Collected data:
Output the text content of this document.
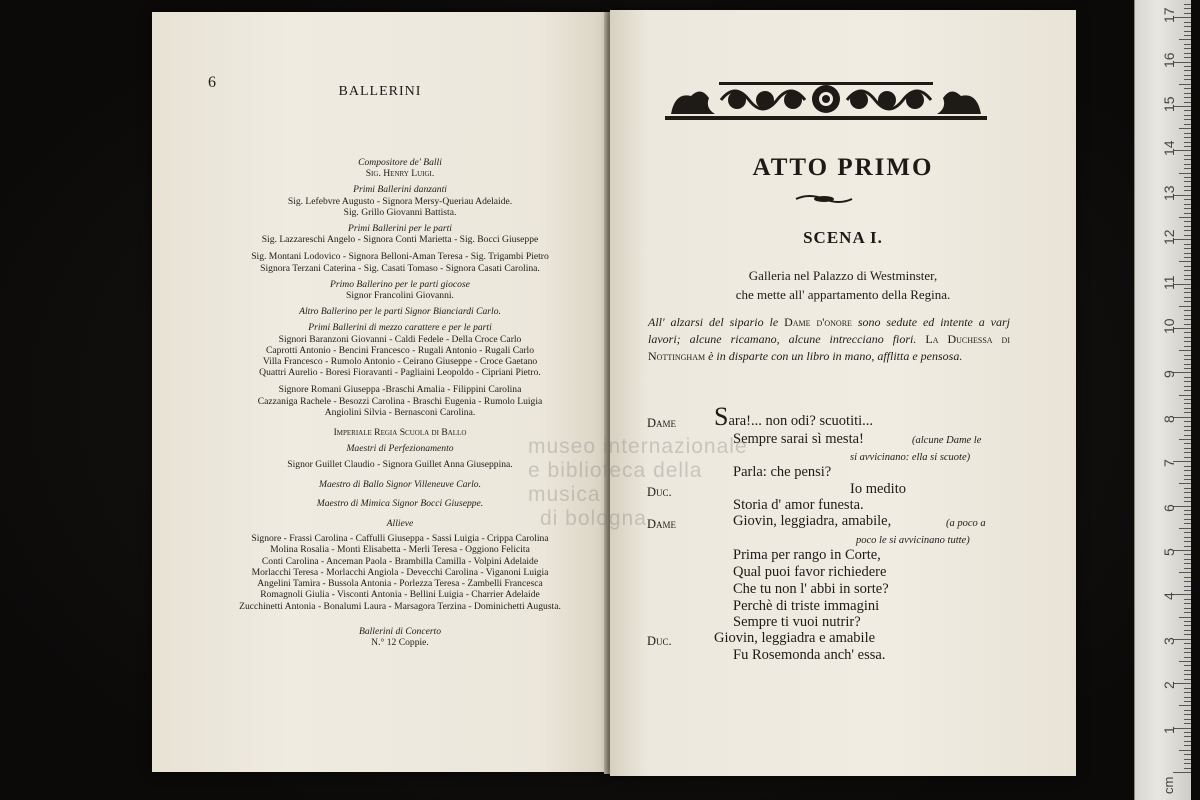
6
BALLERINI
Compositore de' Balli
Sig. Henry Luigi.
Primi Ballerini danzanti
Sig. Lefebvre Augusto - Signora Mersy-Queriau Adelaide.
Sig. Grillo Giovanni Battista.
Primi Ballerini per le parti
Sig. Lazzareschi Angelo - Signora Conti Marietta - Sig. Bocci Giuseppe
Sig. Montani Lodovico - Signora Belloni-Aman Teresa - Sig. Trigambi Pietro
Signora Terzani Caterina - Sig. Casati Tomaso - Signora Casati Carolina.
Primo Ballerino per le parti giocose
Signor Francolini Giovanni.
Altro Ballerino per le parti Signor Bianciardi Carlo.
Primi Ballerini di mezzo carattere e per le parti
Signori Baranzoni Giovanni - Caldi Fedele - Della Croce Carlo
Caprotti Antonio - Bencini Francesco - Rugali Antonio - Rugali Carlo
Villa Francesco - Rumolo Antonio - Ceirano Giuseppe - Croce Gaetano
Quattri Aurelio - Boresi Fioravanti - Pagliaini Leopoldo - Cipriani Pietro.
Signore Romani Giuseppa -Braschi Amalia - Filippini Carolina
Cazzaniga Rachele - Besozzi Carolina - Braschi Eugenia - Rumolo Luigia
Angiolini Silvia - Bernasconi Carolina.
Imperiale Regia Scuola di Ballo
Maestri di Perfezionamento
Signor Guillet Claudio - Signora Guillet Anna Giuseppina.
Maestro di Ballo Signor Villeneuve Carlo.
Maestro di Mimica Signor Bocci Giuseppe.
Allieve
Signore - Frassi Carolina - Caffulli Giuseppa - Sassi Luigia - Crippa Carolina
Molina Rosalia - Monti Elisabetta - Merli Teresa - Oggiono Felicita
Conti Carolina - Anceman Paola - Brambilla Camilla - Volpini Adelaide
Morlacchi Teresa - Morlacchi Angiola - Devecchi Carolina - Viganoni Luigia
Angelini Tamira - Bussola Antonia - Porlezza Teresa - Zambelli Francesca
Romagnoli Giulia - Visconti Antonia - Bellini Luigia - Charrier Adelaide
Zucchinetti Antonia - Bonalumi Laura - Marsagora Terzina - Dominichetti Augusta.
Ballerini di Concerto
N.° 12 Coppie.
ATTO PRIMO
SCENA I.
Galleria nel Palazzo di Westminster,
che mette all' appartamento della Regina.
All' alzarsi del sipario le Dame d'onore sono sedute ed intente a varj lavori; alcune ricamano, alcune intrecciano fiori. La Duchessa di Nottingham è in disparte con un libro in mano, afflitta e pensosa.
Dame Sara!... non odi? scuotiti...
Sempre sarai sì mesta!	(alcune Dame le
si avvicinano: ella si scuote)
Parla: che pensi?
Duc.	Io medito
Storia d' amor funesta.
Dame	Giovin, leggiadra, amabile,	(a poco a
poco le si avvicinano tutte)
Prima per rango in Corte,
Qual puoi favor richiedere
Che tu non l' abbi in sorte?
Perchè di triste immagini
Sempre ti vuoi nutrir?
Duc.	Giovin, leggiadra e amabile
Fu Rosemonda anch' essa.
museo internazionale
e biblioteca della musica
di bologna
cm
1
2
3
4
5
6
7
8
9
10
11
12
13
14
15
16
17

## [INSTRUCTIONS TO FOLLOW]
Which lines in the data above contain "Maestro"? Show each one.

## [OUTPUT OF THE TASK]
Maestro di Ballo Signor Villeneuve Carlo.
Maestro di Mimica Signor Bocci Giuseppe.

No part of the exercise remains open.